▶ **Written problem**: Keep only those lines of the records that include the string "古道の三叉路".

▶ **Supplied information**:
----

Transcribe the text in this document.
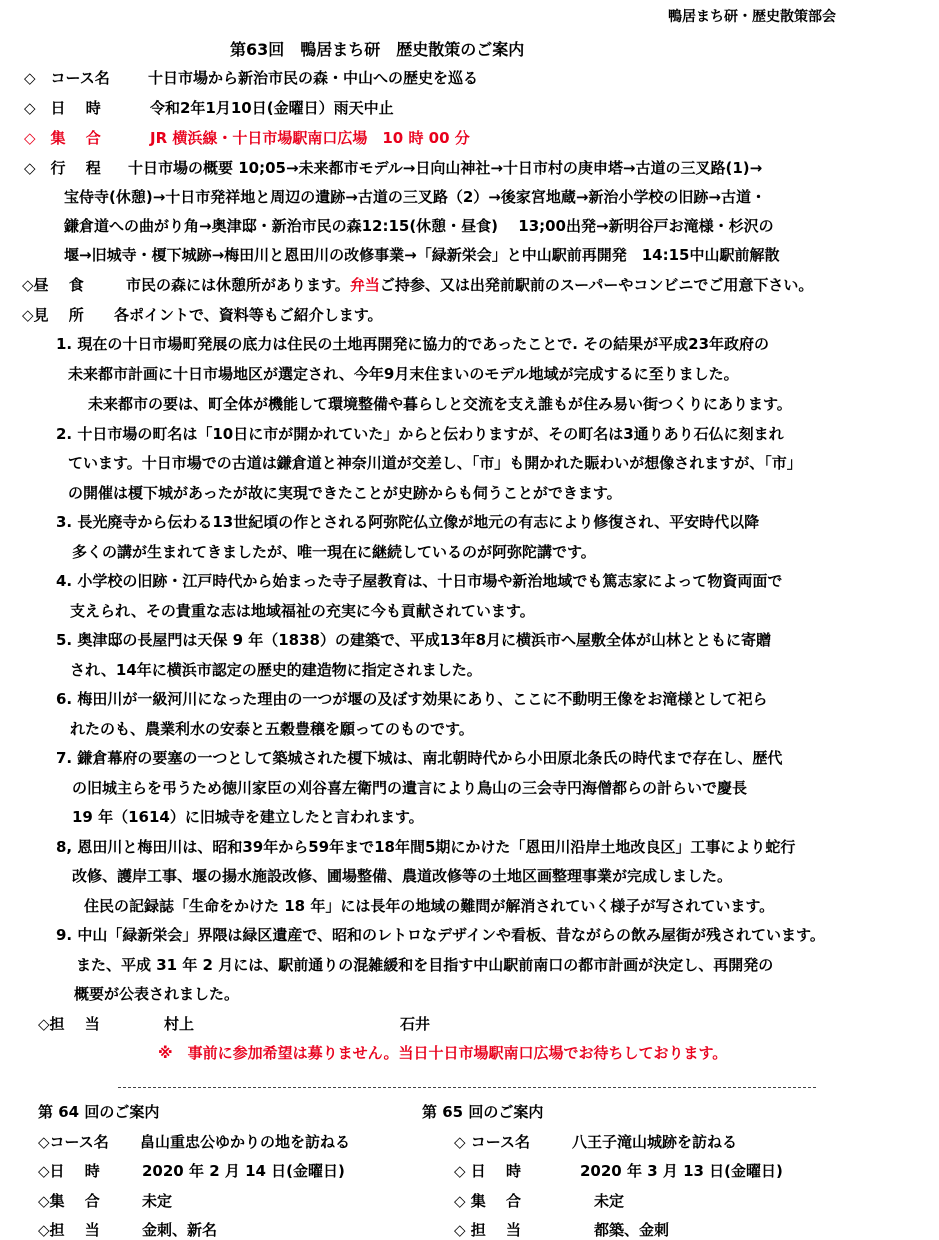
鴨居まち研・歴史散策部会
第63回　鴨居まち研　歴史散策のご案内
◇　コース名	十日市場から新治市民の森・中山への歴史を巡る
◇　日　 時	令和2年1月10日(金曜日）雨天中止
◇　集　 合	JR 横浜線・十日市場駅南口広場　10 時 00 分
◇　行　 程 十日市場の概要 10;05→未来都市モデル→日向山神社→十日市村の庚申塔→古道の三叉路(1)→
宝侍寺(休憩)→十日市発祥地と周辺の遺跡→古道の三叉路（2）→後家宮地蔵→新治小学校の旧跡→古道・
鎌倉道への曲がり角→奥津邸・新治市民の森12:15(休憩・昼食)　 13;00出発→新明谷戸お滝様・杉沢の
堰→旧城寺・榎下城跡→梅田川と恩田川の改修事業→「緑新栄会」と中山駅前再開発　14:15中山駅前解散
◇昼　 食	市民の森には休憩所があります。弁当ご持参、又は出発前駅前のスーパーやコンビニでご用意下さい。
◇見　 所 各ポイントで、資料等もご紹介します。
1. 現在の十日市場町発展の底力は住民の土地再開発に協力的であったことで. その結果が平成23年政府の
未来都市計画に十日市場地区が選定され、今年9月末住まいのモデル地域が完成するに至りました。
未来都市の要は、町全体が機能して環境整備や暮らしと交流を支え誰もが住み易い街つくりにあります。
2. 十日市場の町名は「10日に市が開かれていた」からと伝わりますが、その町名は3通りあり石仏に刻まれ
ています。十日市場での古道は鎌倉道と神奈川道が交差し、「市」も開かれた賑わいが想像されますが、「市」
の開催は榎下城があったが故に実現できたことが史跡からも伺うことができます。
3. 長光廃寺から伝わる13世紀頃の作とされる阿弥陀仏立像が地元の有志により修復され、平安時代以降
多くの講が生まれてきましたが、唯一現在に継続しているのが阿弥陀講です。
4. 小学校の旧跡・江戸時代から始まった寺子屋教育は、十日市場や新治地域でも篤志家によって物資両面で
支えられ、その貴重な志は地域福祉の充実に今も貢献されています。
5. 奥津邸の長屋門は天保 9 年（1838）の建築で、平成13年8月に横浜市へ屋敷全体が山林とともに寄贈
され、14年に横浜市認定の歴史的建造物に指定されました。
6. 梅田川が一級河川になった理由の一つが堰の及ぼす効果にあり、ここに不動明王像をお滝様として祀ら
れたのも、農業利水の安泰と五穀豊穣を願ってのものです。
7. 鎌倉幕府の要塞の一つとして築城された榎下城は、南北朝時代から小田原北条氏の時代まで存在し、歴代
の旧城主らを弔うため徳川家臣の刈谷喜左衛門の遺言により鳥山の三会寺円海僧都らの計らいで慶長
19 年（1614）に旧城寺を建立したと言われます。
8, 恩田川と梅田川は、昭和39年から59年まで18年間5期にかけた「恩田川沿岸土地改良区」工事により蛇行
改修、護岸工事、堰の揚水施設改修、圃場整備、農道改修等の土地区画整理事業が完成しました。
住民の記録誌「生命をかけた 18 年」には長年の地域の難問が解消されていく様子が写されています。
9. 中山「緑新栄会」界隈は緑区遺産で、昭和のレトロなデザインや看板、昔ながらの飲み屋街が残されています。
また、平成 31 年 2 月には、駅前通りの混雑緩和を目指す中山駅前南口の都市計画が決定し、再開発の
概要が公表されました。
◇担　 当	村上	石井
※　事前に参加希望は募りません。当日十日市場駅南口広場でお待ちしております。
第 64 回のご案内
◇コース名 畠山重忠公ゆかりの地を訪ねる
◇日　 時	2020 年 2 月 14 日(金曜日)
◇集　 合	未定
◇担　 当	金刺、新名
第 65 回のご案内
◇ コース名	八王子滝山城跡を訪ねる
◇ 日　 時	2020 年 3 月 13 日(金曜日)
◇ 集　 合	未定
◇ 担　 当	都築、金刺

----

▶ **Answer below**:
◇　行　 程 十日市場の概要 10;05→未来都市モデル→日向山神社→十日市村の庚申塔→古道の三叉路(1)→
宝侍寺(休憩)→十日市発祥地と周辺の遺跡→古道の三叉路（2）→後家宮地蔵→新治小学校の旧跡→古道・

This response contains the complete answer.